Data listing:
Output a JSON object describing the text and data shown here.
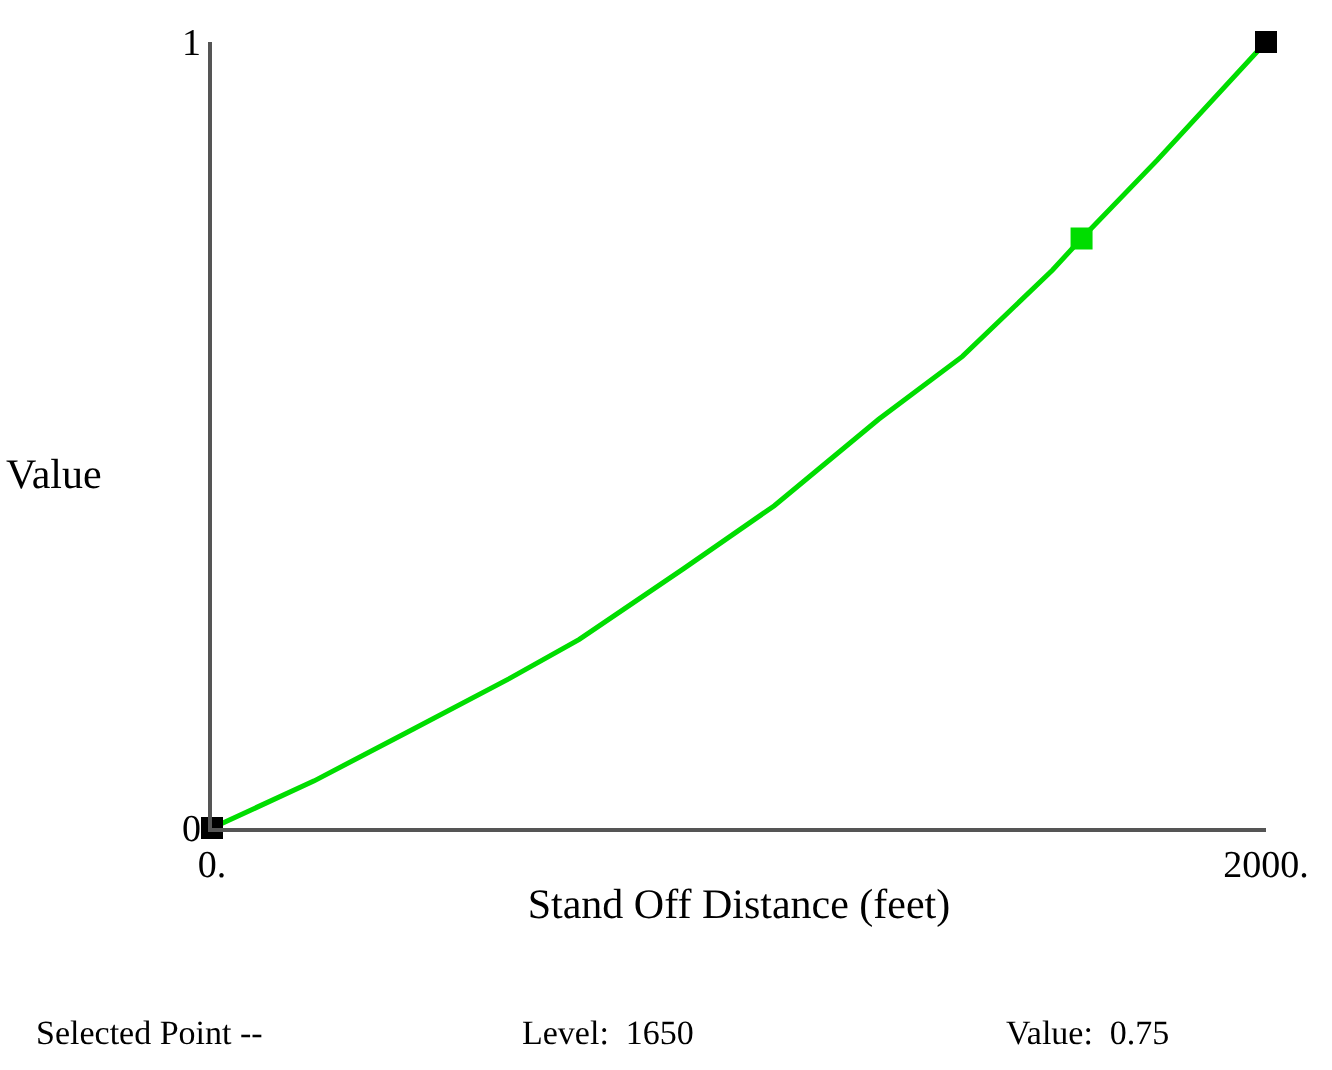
{
  "chart_data": {
    "type": "line",
    "xlabel": "Stand Off Distance (feet)",
    "ylabel": "Value",
    "xlim": [
      0,
      2000
    ],
    "ylim": [
      0,
      1
    ],
    "xticks": [
      {
        "value": 0,
        "label": "0."
      },
      {
        "value": 2000,
        "label": "2000."
      }
    ],
    "yticks": [
      {
        "value": 0,
        "label": "0"
      },
      {
        "value": 1,
        "label": "1"
      }
    ],
    "series": [
      {
        "color": "#00dd00",
        "marker": "none",
        "x": [
          0,
          194,
          365,
          564,
          697,
          895,
          1067,
          1265,
          1424,
          1595,
          1650,
          1794,
          2000
        ],
        "values": [
          0,
          0.06,
          0.12,
          0.19,
          0.24,
          0.33,
          0.41,
          0.52,
          0.6,
          0.71,
          0.75,
          0.85,
          1
        ]
      },
      {
        "type": "scatter",
        "marker": "square",
        "color": "#000000",
        "x": [
          0,
          1650,
          2000
        ],
        "values": [
          0,
          0.75,
          1
        ],
        "colors": [
          "#000000",
          "#00dd00",
          "#000000"
        ]
      }
    ],
    "annotations": [
      "Selected Point --",
      "Level:  1650",
      "Value:  0.75"
    ]
  }
}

_WHAT YOU SHOULD DO_.
Print the complete listing exactly as it stands, without its pictures.

_SOLUTION_.
Output a JSON object describing the text and data shown here.
{
  "chart_data": {
    "type": "line",
    "xlabel": "Stand Off Distance (feet)",
    "ylabel": "Value",
    "xlim": [
      0,
      2000
    ],
    "ylim": [
      0,
      1
    ],
    "xticks": [
      {
        "value": 0,
        "label": "0."
      },
      {
        "value": 2000,
        "label": "2000."
      }
    ],
    "yticks": [
      {
        "value": 0,
        "label": "0"
      },
      {
        "value": 1,
        "label": "1"
      }
    ],
    "series": [
      {
        "color": "#00dd00",
        "marker": "none",
        "x": [
          0,
          194,
          365,
          564,
          697,
          895,
          1067,
          1265,
          1424,
          1595,
          1650,
          1794,
          2000
        ],
        "values": [
          0,
          0.06,
          0.12,
          0.19,
          0.24,
          0.33,
          0.41,
          0.52,
          0.6,
          0.71,
          0.75,
          0.85,
          1
        ]
      },
      {
        "type": "scatter",
        "marker": "square",
        "color": "#000000",
        "x": [
          0,
          1650,
          2000
        ],
        "values": [
          0,
          0.75,
          1
        ],
        "colors": [
          "#000000",
          "#00dd00",
          "#000000"
        ]
      }
    ],
    "annotations": [
      "Selected Point --",
      "Level:  1650",
      "Value:  0.75"
    ]
  }
}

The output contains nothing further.